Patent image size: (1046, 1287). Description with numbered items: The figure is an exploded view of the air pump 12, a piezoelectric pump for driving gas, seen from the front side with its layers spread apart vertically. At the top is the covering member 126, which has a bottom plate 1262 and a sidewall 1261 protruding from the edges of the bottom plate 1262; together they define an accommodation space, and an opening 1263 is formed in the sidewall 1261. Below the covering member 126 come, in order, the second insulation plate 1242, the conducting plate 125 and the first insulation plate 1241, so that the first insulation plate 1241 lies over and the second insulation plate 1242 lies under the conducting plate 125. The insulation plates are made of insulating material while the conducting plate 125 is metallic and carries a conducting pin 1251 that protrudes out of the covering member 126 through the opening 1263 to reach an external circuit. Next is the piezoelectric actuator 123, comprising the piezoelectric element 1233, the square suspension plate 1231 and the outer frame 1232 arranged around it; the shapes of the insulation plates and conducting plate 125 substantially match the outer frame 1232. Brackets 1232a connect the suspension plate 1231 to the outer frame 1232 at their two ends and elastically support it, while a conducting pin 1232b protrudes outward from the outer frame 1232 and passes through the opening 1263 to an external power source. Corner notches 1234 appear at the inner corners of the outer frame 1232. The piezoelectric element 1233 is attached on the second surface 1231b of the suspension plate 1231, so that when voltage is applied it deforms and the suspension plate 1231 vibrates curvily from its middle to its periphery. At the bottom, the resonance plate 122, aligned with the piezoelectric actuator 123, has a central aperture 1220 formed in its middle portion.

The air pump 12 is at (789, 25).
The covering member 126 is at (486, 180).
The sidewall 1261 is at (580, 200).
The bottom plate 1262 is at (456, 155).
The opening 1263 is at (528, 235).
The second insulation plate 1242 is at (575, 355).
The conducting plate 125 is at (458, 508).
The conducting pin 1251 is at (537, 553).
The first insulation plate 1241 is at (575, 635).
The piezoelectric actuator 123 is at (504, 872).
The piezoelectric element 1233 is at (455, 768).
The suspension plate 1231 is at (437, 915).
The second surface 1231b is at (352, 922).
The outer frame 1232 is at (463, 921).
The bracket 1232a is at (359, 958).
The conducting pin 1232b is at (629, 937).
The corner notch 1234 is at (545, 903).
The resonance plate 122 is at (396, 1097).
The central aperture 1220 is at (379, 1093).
* * *
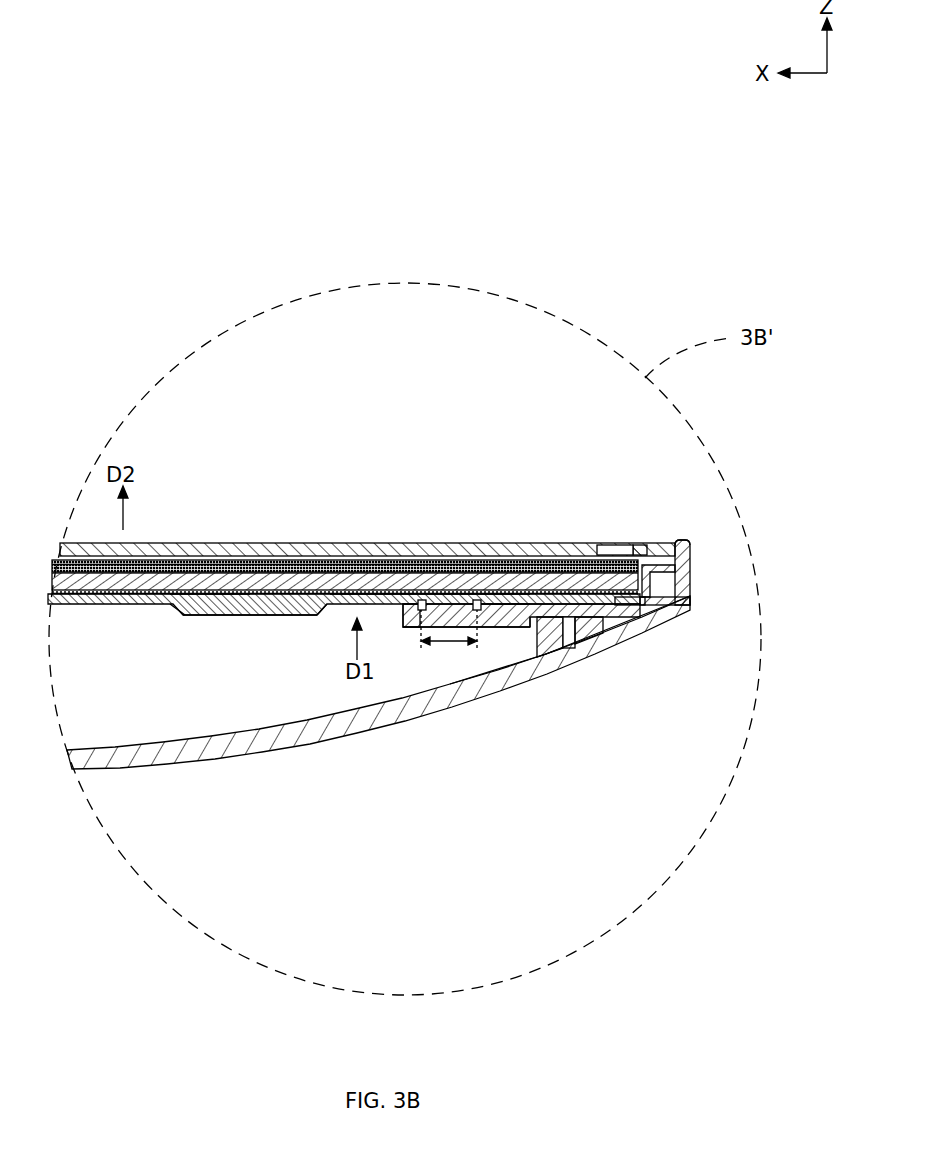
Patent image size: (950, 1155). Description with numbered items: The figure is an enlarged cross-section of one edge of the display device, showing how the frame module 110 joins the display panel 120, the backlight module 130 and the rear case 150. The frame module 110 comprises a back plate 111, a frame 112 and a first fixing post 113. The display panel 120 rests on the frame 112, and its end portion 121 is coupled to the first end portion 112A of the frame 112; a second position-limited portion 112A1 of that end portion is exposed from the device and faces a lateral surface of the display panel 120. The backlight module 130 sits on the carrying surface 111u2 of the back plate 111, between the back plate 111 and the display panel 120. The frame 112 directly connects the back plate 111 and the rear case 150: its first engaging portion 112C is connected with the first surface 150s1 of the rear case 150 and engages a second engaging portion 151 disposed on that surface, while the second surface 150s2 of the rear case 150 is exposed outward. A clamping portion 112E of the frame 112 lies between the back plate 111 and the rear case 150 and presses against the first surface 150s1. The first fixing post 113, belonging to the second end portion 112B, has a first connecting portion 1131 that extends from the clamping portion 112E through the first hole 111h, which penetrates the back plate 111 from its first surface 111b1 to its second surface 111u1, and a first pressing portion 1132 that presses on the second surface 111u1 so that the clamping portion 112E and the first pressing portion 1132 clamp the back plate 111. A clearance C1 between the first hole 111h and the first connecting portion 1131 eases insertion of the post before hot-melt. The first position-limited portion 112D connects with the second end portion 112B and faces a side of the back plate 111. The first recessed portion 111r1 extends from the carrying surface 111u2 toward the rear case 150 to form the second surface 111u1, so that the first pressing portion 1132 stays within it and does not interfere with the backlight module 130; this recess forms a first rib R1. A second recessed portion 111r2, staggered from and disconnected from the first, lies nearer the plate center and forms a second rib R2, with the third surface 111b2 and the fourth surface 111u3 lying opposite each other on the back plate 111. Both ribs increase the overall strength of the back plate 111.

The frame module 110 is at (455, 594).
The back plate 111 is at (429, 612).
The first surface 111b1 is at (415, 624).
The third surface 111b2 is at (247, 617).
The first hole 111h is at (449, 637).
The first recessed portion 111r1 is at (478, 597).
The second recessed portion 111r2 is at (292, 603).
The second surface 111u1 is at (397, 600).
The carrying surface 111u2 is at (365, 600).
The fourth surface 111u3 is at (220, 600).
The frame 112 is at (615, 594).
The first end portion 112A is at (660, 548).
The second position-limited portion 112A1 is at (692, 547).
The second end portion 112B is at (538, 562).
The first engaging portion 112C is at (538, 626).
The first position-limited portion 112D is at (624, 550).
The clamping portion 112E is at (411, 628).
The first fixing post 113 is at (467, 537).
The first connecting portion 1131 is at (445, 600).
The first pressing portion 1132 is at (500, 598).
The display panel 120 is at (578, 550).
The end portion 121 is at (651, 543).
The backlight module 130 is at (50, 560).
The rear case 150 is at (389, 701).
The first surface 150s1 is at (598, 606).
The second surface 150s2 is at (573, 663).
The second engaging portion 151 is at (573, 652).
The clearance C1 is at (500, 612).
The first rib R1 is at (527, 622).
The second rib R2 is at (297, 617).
...
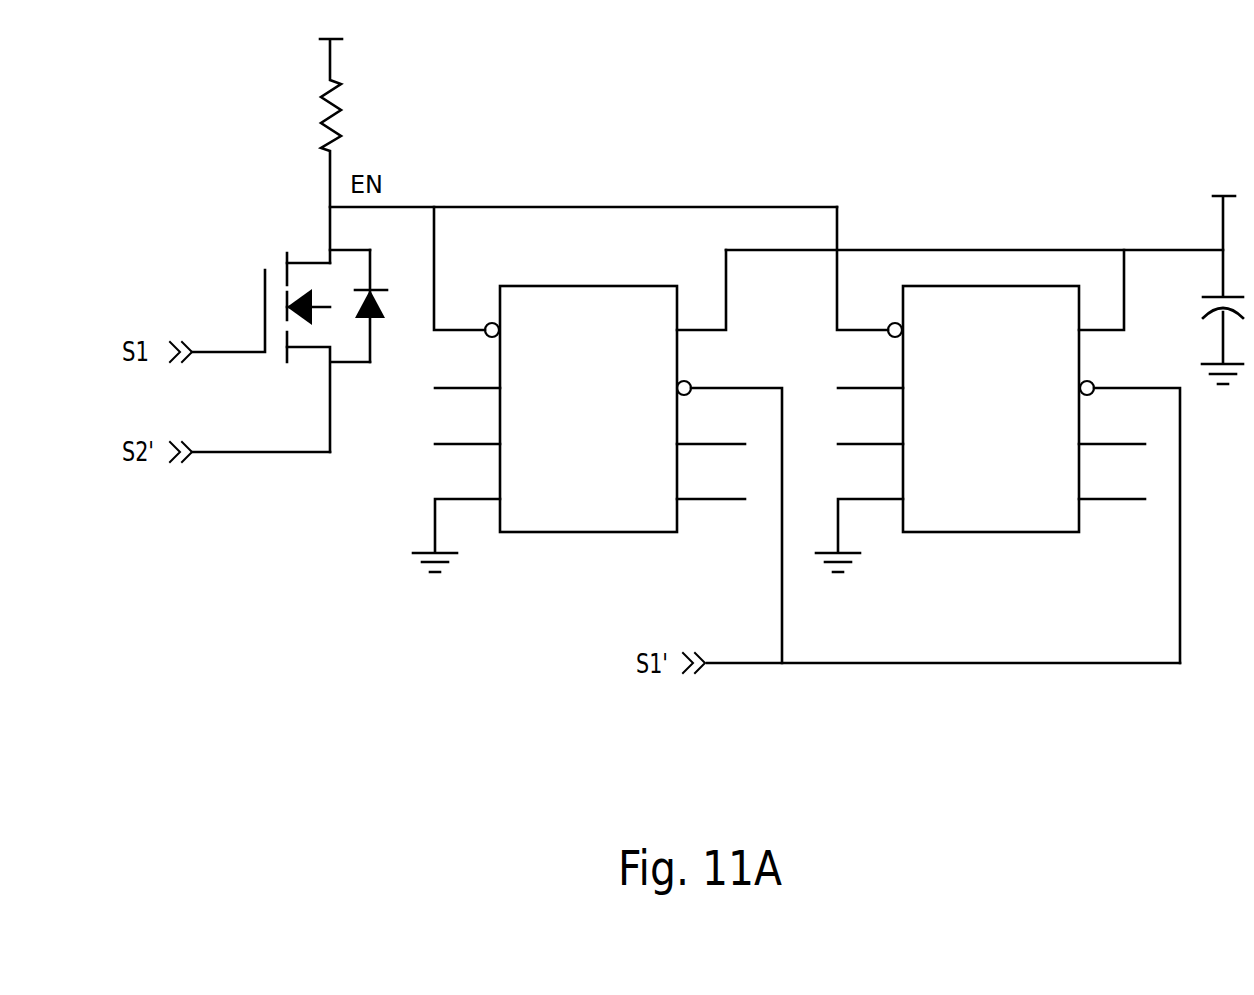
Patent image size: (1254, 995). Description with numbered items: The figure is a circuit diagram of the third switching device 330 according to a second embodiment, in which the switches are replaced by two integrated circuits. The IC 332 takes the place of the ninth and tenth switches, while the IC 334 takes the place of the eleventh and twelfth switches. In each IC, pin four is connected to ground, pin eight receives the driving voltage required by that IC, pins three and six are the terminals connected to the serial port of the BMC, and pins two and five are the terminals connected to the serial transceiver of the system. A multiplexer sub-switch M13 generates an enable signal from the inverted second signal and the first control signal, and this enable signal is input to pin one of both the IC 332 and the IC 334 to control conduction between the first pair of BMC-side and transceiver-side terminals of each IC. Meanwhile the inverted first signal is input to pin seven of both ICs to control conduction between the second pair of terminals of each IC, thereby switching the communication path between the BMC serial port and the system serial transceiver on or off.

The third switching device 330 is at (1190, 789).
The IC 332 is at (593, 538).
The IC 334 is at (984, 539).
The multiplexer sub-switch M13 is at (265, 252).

WHAT IS NEEDED ::
Reproduce the rows from the line containing "Patent image size: (1254, 995)." through the line containing "The multiplexer sub-switch", with "circuit diagram" changed to "schematic diagram" and nothing else altered.

ANSWER TO THE EXERCISE ::
Patent image size: (1254, 995). Description with numbered items: The figure is a schematic diagram of the third switching device 330 according to a second embodiment, in which the switches are replaced by two integrated circuits. The IC 332 takes the place of the ninth and tenth switches, while the IC 334 takes the place of the eleventh and twelfth switches. In each IC, pin four is connected to ground, pin eight receives the driving voltage required by that IC, pins three and six are the terminals connected to the serial port of the BMC, and pins two and five are the terminals connected to the serial transceiver of the system. A multiplexer sub-switch M13 generates an enable signal from the inverted second signal and the first control signal, and this enable signal is input to pin one of both the IC 332 and the IC 334 to control conduction between the first pair of BMC-side and transceiver-side terminals of each IC. Meanwhile the inverted first signal is input to pin seven of both ICs to control conduction between the second pair of terminals of each IC, thereby switching the communication path between the BMC serial port and the system serial transceiver on or off.

The third switching device 330 is at (1190, 789).
The IC 332 is at (593, 538).
The IC 334 is at (984, 539).
The multiplexer sub-switch M13 is at (265, 252).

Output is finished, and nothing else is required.